**Data in this exercise**
****************************************

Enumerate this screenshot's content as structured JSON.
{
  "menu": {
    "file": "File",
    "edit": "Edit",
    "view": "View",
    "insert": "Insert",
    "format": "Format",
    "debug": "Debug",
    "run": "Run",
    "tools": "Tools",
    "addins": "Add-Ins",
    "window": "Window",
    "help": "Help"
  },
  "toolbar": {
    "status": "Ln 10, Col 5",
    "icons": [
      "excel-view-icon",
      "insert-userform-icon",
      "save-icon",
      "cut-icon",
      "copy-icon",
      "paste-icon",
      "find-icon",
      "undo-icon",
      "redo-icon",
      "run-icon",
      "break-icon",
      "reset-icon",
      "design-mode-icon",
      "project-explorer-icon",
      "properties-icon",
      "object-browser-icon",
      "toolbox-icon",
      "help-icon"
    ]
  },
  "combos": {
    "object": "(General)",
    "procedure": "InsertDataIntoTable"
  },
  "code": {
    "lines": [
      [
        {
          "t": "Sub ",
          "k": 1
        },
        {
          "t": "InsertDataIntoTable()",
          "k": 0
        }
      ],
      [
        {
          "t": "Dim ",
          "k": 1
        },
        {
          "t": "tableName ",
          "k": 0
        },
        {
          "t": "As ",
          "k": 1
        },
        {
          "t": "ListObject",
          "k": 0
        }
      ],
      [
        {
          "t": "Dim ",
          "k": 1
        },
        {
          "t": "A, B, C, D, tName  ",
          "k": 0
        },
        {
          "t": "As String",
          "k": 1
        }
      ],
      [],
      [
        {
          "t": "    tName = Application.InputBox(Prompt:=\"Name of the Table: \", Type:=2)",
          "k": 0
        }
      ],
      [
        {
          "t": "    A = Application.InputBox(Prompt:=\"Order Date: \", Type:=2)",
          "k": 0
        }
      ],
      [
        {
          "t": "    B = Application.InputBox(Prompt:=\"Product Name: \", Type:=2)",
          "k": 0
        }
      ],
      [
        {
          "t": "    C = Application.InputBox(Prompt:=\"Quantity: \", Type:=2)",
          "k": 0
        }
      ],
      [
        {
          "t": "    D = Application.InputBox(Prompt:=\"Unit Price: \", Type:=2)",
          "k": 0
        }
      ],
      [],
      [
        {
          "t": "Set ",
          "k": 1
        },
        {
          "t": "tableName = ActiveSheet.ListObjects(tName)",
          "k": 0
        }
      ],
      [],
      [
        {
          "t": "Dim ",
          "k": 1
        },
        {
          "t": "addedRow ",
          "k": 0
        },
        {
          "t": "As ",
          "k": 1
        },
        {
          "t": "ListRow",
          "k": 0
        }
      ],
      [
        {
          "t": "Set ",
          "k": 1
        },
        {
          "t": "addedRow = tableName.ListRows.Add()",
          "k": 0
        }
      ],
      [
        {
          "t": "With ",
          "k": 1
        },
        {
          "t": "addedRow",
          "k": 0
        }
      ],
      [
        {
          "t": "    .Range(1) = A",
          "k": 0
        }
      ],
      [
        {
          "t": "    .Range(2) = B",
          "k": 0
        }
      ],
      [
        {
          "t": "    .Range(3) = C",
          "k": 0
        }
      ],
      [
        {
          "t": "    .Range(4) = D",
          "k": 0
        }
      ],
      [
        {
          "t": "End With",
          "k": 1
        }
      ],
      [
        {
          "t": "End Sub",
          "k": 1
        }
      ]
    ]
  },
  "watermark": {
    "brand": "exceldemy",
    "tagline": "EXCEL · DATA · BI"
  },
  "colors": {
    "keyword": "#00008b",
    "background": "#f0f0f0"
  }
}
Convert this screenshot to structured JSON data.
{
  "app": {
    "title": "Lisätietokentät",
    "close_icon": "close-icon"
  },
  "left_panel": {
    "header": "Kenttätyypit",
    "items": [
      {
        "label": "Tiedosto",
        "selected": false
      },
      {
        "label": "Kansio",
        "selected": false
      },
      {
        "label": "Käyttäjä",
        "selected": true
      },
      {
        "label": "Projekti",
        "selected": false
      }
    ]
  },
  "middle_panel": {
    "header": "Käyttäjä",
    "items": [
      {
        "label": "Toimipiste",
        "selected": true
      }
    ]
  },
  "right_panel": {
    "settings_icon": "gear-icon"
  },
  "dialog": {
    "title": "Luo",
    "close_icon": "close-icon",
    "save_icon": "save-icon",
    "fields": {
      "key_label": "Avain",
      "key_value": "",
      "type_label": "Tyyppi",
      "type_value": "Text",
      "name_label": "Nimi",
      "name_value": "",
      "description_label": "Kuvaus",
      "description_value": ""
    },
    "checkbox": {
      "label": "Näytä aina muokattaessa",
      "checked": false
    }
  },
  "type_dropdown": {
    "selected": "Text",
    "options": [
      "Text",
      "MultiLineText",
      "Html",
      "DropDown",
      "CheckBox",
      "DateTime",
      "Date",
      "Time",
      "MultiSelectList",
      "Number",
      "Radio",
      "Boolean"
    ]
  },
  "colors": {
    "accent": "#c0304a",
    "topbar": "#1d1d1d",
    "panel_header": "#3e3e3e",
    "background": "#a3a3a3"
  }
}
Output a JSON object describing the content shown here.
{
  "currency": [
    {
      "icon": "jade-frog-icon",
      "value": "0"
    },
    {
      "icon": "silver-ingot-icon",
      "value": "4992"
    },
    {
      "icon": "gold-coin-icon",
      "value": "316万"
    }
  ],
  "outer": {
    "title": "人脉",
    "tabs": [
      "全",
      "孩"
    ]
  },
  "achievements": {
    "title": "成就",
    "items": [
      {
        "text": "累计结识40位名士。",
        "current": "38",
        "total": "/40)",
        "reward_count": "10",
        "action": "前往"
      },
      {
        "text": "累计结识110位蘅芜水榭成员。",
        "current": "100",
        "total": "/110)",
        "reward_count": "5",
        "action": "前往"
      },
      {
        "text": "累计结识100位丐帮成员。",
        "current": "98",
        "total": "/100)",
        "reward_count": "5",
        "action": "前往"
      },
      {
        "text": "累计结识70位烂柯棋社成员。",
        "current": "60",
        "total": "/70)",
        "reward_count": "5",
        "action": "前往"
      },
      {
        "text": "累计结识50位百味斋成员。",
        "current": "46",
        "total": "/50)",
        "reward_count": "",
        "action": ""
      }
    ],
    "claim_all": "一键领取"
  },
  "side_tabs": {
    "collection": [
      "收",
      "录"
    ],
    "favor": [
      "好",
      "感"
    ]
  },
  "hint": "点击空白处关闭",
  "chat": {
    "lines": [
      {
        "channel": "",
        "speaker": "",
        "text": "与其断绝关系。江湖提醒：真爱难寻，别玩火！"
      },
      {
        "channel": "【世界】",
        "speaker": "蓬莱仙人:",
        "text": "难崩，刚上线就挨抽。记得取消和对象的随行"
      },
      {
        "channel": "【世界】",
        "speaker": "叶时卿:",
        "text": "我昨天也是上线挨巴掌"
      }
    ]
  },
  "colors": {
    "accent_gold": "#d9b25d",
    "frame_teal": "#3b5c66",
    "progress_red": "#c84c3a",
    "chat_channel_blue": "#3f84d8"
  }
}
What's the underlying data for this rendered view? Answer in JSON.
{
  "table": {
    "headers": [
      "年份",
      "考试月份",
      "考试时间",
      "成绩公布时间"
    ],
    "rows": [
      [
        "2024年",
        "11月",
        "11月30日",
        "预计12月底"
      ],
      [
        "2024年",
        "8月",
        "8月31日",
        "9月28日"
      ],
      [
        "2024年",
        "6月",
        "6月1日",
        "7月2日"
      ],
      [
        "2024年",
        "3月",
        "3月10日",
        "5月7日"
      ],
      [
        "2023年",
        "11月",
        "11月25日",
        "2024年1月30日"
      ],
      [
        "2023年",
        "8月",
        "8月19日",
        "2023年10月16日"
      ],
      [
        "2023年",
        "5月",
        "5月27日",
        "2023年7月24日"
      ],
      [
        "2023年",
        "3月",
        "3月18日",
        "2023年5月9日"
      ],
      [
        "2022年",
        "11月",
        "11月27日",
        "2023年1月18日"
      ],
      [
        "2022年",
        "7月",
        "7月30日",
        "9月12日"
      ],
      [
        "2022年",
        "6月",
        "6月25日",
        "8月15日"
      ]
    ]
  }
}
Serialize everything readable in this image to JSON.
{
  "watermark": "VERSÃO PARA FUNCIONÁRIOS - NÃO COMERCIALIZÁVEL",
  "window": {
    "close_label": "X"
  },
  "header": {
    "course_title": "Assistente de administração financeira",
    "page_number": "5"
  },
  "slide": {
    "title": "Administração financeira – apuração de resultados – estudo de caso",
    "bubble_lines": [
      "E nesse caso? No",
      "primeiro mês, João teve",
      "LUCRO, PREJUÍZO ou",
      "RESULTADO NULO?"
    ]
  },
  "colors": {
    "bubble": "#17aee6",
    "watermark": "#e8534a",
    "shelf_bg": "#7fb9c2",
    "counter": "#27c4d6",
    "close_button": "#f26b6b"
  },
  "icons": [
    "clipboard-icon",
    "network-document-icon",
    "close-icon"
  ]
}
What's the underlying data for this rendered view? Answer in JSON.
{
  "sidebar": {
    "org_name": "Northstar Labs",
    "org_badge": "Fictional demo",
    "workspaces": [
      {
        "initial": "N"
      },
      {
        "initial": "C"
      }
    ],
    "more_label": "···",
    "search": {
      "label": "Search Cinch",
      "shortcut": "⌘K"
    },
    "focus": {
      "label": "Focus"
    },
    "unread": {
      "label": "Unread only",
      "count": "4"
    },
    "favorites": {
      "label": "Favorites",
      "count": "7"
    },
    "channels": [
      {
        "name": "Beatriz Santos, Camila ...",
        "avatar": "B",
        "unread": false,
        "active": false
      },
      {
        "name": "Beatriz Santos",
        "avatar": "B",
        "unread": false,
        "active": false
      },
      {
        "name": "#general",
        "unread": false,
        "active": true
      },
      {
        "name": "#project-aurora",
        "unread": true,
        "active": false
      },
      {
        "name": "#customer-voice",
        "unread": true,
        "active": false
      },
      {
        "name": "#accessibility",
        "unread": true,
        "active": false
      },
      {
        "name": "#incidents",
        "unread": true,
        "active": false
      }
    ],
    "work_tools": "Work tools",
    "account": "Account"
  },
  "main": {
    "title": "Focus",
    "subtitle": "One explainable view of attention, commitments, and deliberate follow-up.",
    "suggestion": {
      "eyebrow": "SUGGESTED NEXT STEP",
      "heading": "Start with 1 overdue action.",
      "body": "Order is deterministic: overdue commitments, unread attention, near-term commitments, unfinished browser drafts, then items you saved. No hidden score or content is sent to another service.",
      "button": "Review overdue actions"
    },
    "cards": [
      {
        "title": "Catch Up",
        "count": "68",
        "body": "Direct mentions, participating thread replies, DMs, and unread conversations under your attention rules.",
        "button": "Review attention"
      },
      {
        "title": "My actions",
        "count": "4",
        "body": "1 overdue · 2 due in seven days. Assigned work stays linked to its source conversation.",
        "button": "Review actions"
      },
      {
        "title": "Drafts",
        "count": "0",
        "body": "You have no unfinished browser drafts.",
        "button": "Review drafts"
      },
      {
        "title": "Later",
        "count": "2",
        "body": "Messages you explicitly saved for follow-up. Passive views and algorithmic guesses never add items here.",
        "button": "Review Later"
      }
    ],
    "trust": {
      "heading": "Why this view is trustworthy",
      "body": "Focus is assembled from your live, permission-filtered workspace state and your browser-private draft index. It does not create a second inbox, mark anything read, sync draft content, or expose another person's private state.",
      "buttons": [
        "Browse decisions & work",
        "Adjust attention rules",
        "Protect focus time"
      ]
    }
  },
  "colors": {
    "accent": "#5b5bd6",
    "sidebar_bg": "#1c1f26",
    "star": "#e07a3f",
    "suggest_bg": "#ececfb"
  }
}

****************************************

**What this task involves**
Reply with nothing except the number of lines in the listing above that include the string "JSON".

**The result**
6